# controlling DMX using VSA and helmsman



## Brett Baker (Aug 3, 2010)

I am animating a lab scene it will have classic grave yard skulls run on an SSC-32 with VSA and Helmsman. I am also trying to run LED mini spotlights, and relays from the ssc32, but now I need to add one more thing. I got a Chauvet scorpion storm laser light show. This thing is crazy awesome, when I look at the pretty patterns I feel like a stench watching sky flowers:zombie: (land of the dead reference) it is DMX programmable and I want to trigger a specific pattern with the laptop at the end of my VSA sequence. I saw nelson from monkey basic with a DMX control in his set up and am hoping to ad this whole other level to my show. So my question is; what is the simplest way to rum DMX from VSA or helmsman. I will be triggering it for 30 seconds roughly. What cables or converters do I need to get, will I need still another program? And what’s the best place to get that stuff? I know that DMX is attached in a big chain, so do I need cables to and from this laser?


----------



## Brett Baker (Aug 3, 2010)

I emailed nelson at monkey basic, he was very helpful see below

DMX is very easily controlled by VSA, you simply need a USB to DMX converter, which can be found here: http://www.enttec.com/index.php?main_menu=Products&pn=70303&show=description&name=opendmxusb

The converter connects to a DMX cable and the cable will plug into your Chauvet device. A small warning, DMX cables come in 2 types, 3 pins and 5 pins. The Enttec DMX converter has a 5 pin output and the Chauvet most likely has a 3 pin connector. So you may also need a 5pin to 3pin adapter as well.

Hope this helps,
Nelson


----------



## MonkeyBasic (Mar 22, 2009)

Let me know if anyone has any questions.


----------



## Brett Baker (Aug 3, 2010)

I got my open dmx usb from entec, hooked it usb using a 5to3 pin adapter, loaded the driver on the disk (d2XX driver instal), went to vsa, opened a new program, went to tools, then settings and entered the following settings
Name:laser, Type I tried, dmx dimmer, dmx servo, and dmx relay, port:enttec-0, address: zero, +value:255, -value:0, Default:127, 
turned on the laser put it in slave mode, pressed play in vsa... and.......nothing
do I need another software? we open in 7 days.... thanks!!


----------



## MonkeyBasic (Mar 22, 2009)

That should be all that you need. In VSA, are you choosing "Enttec-0 Open", not Pro correct?

Are you sure about the address of the laser?


----------



## Brett Baker (Aug 3, 2010)

The port is :enttec-0 is that what you mean?


----------



## MonkeyBasic (Mar 22, 2009)

What is the make/model of the laser? I can see if there is a user guide on line and perhaps I can get a better idea of why it isn't working.


----------

** Given problem 1 **
Answer these from the DMX thread:
(a) What kind of output does the Enttec DMX converter have?
(b) What mode was the laser put in before pressing play?
(c) How many days remained before the show opened?
** Given problem 2 **
Quote the DMX thread word for word from "That should be" to "what you mean?".

** Stored data **
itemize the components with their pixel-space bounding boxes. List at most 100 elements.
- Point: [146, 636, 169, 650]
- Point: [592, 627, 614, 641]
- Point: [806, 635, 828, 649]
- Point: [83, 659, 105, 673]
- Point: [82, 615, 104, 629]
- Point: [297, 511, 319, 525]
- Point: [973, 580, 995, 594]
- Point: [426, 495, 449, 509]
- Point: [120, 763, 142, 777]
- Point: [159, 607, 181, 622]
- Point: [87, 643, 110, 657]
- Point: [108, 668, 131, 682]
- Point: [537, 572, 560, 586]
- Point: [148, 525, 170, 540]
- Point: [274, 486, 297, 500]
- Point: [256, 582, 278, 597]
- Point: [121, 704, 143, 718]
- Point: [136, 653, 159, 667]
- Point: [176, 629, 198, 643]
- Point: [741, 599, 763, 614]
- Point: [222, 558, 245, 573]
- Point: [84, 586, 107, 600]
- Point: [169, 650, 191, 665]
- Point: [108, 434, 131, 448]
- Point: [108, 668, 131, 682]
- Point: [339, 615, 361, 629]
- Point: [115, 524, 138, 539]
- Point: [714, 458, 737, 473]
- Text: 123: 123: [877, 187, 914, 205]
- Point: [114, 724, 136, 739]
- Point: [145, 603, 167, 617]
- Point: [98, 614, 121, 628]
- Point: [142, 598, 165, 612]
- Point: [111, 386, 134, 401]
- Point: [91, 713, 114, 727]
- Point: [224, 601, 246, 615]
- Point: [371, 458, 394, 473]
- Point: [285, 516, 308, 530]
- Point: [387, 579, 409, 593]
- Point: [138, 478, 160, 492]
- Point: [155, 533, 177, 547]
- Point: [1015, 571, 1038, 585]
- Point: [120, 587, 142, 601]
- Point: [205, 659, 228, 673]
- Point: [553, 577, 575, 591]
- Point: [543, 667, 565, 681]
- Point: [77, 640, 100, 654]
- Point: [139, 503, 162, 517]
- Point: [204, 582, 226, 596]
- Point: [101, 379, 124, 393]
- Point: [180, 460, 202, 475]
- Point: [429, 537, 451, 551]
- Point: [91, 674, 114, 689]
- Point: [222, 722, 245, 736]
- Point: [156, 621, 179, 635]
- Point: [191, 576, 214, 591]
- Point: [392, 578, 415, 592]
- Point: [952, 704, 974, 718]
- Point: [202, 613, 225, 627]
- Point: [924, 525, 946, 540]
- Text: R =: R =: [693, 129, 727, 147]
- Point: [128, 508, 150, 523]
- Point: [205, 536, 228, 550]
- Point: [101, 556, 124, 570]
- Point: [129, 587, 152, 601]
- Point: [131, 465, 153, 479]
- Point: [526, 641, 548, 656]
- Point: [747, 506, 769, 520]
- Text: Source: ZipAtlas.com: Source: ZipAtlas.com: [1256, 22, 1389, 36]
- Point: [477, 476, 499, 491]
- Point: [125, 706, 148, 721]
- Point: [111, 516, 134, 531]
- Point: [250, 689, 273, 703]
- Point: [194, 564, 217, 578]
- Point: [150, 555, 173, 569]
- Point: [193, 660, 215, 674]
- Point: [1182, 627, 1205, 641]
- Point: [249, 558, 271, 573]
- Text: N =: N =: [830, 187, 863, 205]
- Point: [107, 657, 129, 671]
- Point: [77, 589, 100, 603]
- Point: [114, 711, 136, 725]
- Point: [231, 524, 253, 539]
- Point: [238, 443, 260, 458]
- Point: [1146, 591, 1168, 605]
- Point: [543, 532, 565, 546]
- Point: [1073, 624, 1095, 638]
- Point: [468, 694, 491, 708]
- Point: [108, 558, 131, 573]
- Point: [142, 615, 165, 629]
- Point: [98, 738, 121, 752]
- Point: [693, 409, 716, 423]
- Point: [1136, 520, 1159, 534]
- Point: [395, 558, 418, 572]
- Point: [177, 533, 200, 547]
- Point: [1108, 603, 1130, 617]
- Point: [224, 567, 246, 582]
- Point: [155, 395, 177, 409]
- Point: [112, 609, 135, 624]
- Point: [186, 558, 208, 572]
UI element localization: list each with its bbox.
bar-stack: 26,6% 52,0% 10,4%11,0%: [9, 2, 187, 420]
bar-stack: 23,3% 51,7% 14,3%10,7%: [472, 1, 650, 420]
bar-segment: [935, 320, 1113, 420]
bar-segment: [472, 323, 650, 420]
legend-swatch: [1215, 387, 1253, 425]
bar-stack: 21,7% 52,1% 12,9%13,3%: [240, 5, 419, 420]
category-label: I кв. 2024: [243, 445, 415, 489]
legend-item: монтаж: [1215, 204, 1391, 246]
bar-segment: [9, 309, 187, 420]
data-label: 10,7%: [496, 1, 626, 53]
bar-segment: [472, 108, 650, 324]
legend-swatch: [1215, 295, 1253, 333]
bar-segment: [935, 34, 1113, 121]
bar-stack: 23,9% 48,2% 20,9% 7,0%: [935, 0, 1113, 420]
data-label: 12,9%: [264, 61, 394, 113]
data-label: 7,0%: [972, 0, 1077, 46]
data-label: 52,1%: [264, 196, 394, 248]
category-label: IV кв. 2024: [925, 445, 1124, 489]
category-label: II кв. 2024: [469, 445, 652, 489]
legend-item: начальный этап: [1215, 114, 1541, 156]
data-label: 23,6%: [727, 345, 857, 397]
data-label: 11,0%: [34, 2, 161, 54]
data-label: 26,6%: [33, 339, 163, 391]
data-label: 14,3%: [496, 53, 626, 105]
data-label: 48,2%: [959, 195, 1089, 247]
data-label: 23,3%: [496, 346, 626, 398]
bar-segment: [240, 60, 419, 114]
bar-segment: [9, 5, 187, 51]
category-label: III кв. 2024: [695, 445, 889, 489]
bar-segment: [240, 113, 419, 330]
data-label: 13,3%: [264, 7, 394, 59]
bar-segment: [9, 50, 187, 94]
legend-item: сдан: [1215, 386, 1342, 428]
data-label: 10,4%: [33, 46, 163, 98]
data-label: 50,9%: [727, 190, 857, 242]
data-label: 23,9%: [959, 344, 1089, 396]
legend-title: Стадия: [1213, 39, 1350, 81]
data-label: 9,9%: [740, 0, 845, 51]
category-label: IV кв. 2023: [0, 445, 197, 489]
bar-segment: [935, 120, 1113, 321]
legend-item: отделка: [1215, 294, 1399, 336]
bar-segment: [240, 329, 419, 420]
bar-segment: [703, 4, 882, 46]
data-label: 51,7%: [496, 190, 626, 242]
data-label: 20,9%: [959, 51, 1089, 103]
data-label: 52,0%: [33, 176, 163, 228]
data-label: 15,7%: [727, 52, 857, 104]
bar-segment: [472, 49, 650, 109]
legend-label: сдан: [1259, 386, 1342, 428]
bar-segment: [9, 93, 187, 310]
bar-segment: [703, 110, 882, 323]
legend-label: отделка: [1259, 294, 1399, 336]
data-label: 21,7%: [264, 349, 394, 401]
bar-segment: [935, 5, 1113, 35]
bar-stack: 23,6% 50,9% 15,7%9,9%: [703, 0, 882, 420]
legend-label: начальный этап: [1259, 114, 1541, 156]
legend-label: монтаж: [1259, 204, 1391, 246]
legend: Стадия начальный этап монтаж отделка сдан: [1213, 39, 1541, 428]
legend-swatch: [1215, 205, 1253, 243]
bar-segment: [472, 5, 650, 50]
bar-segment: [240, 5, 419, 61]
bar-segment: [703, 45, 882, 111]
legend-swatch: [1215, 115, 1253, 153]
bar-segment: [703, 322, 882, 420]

** Result 1 **
(a) A 5-pin output.
(b) Slave mode.
(c) Seven days.

** Result 2 **
That should be all that you need. In VSA, are you choosing "Enttec-0 Open", not Pro correct?

Are you sure about the address of the laser?


----------



## Brett Baker (Aug 3, 2010)

The port is :enttec-0 is that what you mean?